Search the records below for the word "from". Pull out each line that has it.

■ Dataset rows ■
----
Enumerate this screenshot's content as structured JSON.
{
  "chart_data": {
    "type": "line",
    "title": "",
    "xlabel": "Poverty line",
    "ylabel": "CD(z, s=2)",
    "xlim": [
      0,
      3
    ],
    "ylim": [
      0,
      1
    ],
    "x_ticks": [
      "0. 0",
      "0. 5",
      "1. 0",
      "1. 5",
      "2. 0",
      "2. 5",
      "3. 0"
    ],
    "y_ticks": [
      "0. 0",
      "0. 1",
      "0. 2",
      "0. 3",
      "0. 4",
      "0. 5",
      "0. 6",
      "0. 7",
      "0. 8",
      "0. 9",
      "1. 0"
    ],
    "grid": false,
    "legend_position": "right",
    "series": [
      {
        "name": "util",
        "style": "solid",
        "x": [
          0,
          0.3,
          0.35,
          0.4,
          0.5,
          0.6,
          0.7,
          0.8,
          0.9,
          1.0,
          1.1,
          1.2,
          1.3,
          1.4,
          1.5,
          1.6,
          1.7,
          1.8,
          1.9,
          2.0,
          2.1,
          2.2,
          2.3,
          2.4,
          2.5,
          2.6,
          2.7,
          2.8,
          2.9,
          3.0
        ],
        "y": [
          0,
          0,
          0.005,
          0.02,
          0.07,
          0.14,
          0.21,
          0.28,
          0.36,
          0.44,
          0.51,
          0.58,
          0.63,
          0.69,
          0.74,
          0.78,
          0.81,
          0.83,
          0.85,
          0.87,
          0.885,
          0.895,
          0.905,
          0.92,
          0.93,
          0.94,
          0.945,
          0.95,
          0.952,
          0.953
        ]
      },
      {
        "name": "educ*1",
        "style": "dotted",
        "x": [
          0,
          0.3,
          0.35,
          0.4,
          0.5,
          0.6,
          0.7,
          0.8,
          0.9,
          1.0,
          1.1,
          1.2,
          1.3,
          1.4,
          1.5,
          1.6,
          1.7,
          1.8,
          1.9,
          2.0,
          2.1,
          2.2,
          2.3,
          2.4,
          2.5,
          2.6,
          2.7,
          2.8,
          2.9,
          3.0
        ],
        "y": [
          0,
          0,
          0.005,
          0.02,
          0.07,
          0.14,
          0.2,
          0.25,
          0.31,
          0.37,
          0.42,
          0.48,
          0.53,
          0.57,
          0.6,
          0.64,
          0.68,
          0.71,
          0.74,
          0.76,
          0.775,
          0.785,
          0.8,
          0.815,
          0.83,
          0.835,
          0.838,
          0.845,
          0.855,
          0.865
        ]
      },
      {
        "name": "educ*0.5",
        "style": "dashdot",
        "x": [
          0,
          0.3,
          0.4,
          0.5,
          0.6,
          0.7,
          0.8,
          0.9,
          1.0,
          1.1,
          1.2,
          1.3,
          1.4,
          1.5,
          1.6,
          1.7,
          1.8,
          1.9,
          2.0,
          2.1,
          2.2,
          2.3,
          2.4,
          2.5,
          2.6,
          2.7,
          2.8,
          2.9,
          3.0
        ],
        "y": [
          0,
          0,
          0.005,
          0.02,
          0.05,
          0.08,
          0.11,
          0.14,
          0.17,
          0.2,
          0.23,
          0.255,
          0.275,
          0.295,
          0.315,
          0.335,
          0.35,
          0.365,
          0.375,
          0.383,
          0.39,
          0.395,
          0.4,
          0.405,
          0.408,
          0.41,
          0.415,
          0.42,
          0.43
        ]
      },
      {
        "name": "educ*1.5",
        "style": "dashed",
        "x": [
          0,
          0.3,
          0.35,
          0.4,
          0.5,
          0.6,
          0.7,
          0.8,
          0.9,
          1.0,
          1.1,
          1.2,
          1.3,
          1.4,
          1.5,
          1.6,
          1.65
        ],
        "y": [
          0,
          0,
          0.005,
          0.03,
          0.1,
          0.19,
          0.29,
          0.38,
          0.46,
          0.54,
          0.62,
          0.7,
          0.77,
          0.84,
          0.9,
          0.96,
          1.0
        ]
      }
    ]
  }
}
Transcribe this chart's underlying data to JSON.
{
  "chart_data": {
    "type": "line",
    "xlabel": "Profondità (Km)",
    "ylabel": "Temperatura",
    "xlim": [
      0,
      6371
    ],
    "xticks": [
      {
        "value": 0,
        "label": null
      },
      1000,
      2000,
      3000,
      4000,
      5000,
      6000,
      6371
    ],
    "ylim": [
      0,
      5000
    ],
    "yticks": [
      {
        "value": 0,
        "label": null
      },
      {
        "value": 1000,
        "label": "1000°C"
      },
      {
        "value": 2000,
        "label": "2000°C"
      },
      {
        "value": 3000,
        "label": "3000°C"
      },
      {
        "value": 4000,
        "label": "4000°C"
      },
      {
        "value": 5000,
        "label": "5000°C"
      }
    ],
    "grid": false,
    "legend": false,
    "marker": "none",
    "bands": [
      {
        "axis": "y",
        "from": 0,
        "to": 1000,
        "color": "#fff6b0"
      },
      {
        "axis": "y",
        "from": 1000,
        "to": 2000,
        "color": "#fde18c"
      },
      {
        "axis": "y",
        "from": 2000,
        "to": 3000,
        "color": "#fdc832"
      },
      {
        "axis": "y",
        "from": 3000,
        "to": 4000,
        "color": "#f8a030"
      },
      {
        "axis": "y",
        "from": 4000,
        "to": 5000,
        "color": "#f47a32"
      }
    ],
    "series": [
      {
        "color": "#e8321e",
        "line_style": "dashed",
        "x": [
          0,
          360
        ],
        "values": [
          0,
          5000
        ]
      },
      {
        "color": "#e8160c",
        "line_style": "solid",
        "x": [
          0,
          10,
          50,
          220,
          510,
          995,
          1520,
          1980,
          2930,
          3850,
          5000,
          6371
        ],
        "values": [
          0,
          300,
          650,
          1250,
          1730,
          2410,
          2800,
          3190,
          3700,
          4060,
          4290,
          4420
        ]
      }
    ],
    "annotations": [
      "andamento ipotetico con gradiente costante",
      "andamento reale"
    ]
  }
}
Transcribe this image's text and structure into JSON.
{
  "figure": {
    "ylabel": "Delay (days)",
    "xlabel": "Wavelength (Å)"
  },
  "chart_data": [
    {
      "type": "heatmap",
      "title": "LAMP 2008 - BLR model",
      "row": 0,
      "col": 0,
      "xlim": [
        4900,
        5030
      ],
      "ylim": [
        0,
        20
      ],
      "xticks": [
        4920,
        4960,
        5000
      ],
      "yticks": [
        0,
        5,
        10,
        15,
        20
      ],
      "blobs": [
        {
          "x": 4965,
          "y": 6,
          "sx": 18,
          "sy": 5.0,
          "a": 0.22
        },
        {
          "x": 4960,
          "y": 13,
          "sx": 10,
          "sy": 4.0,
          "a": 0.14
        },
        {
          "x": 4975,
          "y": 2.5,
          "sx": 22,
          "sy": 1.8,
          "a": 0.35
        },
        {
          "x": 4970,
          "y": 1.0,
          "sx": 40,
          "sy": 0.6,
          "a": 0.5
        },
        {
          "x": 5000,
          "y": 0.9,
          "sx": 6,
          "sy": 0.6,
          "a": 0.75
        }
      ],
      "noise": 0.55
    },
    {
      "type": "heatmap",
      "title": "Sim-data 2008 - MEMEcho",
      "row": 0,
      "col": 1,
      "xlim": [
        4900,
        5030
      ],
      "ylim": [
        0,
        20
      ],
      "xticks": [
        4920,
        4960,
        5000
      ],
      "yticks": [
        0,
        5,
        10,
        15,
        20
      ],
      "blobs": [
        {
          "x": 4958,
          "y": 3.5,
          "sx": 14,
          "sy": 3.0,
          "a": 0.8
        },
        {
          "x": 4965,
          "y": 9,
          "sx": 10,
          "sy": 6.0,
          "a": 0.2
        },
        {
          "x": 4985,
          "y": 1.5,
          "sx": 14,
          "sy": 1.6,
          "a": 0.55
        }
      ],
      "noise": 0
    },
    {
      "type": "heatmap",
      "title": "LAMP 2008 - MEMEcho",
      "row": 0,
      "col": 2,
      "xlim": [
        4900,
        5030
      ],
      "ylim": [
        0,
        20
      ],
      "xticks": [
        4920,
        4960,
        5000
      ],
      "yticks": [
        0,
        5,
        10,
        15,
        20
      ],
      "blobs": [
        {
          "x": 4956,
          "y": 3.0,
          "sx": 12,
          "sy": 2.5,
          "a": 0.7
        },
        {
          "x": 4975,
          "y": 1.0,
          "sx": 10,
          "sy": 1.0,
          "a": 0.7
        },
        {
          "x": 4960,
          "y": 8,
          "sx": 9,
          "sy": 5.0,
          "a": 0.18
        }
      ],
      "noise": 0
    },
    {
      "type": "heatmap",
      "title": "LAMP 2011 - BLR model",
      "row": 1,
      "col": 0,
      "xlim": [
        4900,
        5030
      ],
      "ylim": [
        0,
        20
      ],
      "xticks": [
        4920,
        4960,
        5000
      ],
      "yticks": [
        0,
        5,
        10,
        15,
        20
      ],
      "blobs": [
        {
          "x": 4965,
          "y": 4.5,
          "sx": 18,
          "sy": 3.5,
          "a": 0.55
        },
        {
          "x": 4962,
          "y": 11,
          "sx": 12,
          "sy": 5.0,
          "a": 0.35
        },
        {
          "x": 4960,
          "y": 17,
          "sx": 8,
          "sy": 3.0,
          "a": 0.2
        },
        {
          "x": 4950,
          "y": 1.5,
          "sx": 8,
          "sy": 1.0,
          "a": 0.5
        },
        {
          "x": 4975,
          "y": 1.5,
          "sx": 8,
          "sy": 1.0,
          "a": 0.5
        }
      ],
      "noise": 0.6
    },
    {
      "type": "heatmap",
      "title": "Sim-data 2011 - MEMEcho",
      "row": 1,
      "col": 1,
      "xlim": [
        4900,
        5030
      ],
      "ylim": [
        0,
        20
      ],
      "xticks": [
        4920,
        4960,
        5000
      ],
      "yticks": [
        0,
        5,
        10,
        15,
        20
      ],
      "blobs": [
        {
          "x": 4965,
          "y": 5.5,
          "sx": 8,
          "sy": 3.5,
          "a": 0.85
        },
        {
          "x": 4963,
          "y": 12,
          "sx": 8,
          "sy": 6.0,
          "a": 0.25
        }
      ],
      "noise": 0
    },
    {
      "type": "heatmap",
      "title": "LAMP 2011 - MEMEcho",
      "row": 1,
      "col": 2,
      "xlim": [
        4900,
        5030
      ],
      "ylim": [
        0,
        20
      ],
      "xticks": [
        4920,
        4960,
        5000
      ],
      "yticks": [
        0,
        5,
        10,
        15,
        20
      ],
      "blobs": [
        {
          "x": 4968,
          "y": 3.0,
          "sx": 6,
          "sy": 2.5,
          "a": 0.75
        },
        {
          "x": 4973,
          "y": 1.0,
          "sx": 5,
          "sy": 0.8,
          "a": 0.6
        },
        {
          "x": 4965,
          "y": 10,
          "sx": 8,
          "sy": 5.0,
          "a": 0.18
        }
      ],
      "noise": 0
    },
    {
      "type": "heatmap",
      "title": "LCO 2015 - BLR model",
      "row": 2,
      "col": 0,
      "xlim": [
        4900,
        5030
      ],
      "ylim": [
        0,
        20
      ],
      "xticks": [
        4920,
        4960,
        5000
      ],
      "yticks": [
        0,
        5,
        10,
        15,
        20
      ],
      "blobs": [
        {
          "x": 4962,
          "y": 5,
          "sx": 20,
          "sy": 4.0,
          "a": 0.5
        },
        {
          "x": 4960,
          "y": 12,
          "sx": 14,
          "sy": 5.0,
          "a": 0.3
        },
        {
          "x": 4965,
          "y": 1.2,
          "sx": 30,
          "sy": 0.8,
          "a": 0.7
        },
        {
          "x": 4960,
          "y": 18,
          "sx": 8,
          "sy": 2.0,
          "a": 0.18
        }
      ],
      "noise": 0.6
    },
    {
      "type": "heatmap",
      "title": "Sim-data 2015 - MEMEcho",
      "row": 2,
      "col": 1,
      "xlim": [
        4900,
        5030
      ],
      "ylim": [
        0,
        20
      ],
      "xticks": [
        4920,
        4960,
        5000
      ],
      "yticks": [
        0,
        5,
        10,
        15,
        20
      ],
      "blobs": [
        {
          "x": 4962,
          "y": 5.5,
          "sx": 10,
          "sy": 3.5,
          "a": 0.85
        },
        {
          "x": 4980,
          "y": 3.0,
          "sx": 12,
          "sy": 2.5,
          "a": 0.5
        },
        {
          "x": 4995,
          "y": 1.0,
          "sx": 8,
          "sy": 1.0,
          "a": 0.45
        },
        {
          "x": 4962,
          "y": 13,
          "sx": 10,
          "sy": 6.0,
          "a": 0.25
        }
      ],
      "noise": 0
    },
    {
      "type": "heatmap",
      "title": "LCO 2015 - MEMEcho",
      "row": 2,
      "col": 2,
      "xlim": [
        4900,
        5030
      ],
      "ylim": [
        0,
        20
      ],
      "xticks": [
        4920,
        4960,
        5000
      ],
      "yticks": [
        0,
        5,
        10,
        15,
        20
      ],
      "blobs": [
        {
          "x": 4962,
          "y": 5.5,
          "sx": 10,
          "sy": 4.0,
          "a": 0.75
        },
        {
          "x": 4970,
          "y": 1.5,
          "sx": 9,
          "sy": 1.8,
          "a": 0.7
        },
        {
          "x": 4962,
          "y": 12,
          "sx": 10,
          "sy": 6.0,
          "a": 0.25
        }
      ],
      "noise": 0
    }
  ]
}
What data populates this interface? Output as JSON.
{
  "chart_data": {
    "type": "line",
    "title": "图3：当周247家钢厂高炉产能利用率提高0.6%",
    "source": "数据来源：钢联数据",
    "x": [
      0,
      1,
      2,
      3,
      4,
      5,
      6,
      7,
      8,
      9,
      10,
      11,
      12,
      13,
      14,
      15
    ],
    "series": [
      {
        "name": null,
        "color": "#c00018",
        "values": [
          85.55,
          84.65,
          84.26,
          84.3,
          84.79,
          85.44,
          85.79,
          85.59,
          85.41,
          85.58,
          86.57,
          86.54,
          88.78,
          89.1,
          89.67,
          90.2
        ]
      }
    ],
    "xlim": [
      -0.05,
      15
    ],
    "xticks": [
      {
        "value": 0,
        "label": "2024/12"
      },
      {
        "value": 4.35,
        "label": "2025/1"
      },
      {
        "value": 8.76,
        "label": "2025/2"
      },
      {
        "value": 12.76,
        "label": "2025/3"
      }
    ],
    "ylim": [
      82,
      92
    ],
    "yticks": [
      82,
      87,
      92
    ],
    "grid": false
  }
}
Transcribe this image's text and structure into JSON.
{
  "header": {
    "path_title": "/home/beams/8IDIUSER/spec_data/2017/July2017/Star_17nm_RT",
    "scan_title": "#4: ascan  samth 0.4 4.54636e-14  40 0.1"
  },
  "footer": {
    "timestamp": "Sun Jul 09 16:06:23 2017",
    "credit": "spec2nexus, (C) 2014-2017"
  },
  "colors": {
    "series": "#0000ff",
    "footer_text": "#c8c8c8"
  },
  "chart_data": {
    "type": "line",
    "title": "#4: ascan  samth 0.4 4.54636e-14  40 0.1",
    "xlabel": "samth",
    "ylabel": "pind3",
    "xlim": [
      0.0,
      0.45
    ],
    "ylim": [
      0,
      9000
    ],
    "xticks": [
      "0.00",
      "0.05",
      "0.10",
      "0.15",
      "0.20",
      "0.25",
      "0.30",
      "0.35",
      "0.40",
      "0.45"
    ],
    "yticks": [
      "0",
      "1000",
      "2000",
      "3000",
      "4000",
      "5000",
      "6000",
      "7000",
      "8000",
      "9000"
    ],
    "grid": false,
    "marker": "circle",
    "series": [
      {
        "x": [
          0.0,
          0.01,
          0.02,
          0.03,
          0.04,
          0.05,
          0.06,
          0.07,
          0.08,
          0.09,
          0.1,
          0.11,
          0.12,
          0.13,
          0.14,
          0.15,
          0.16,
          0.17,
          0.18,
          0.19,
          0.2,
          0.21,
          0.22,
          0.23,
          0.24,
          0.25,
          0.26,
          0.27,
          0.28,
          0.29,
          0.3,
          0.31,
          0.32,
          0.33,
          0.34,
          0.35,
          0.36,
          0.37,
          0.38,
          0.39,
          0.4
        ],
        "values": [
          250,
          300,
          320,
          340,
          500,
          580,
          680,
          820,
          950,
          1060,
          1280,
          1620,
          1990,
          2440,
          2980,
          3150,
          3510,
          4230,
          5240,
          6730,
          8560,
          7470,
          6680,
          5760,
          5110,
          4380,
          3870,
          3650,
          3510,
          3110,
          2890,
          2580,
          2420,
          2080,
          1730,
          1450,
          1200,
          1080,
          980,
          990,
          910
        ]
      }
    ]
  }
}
----
■ Full output ■
        "from": 0,
        "from": 1000,
        "from": 2000,
        "from": 3000,
        "from": 4000,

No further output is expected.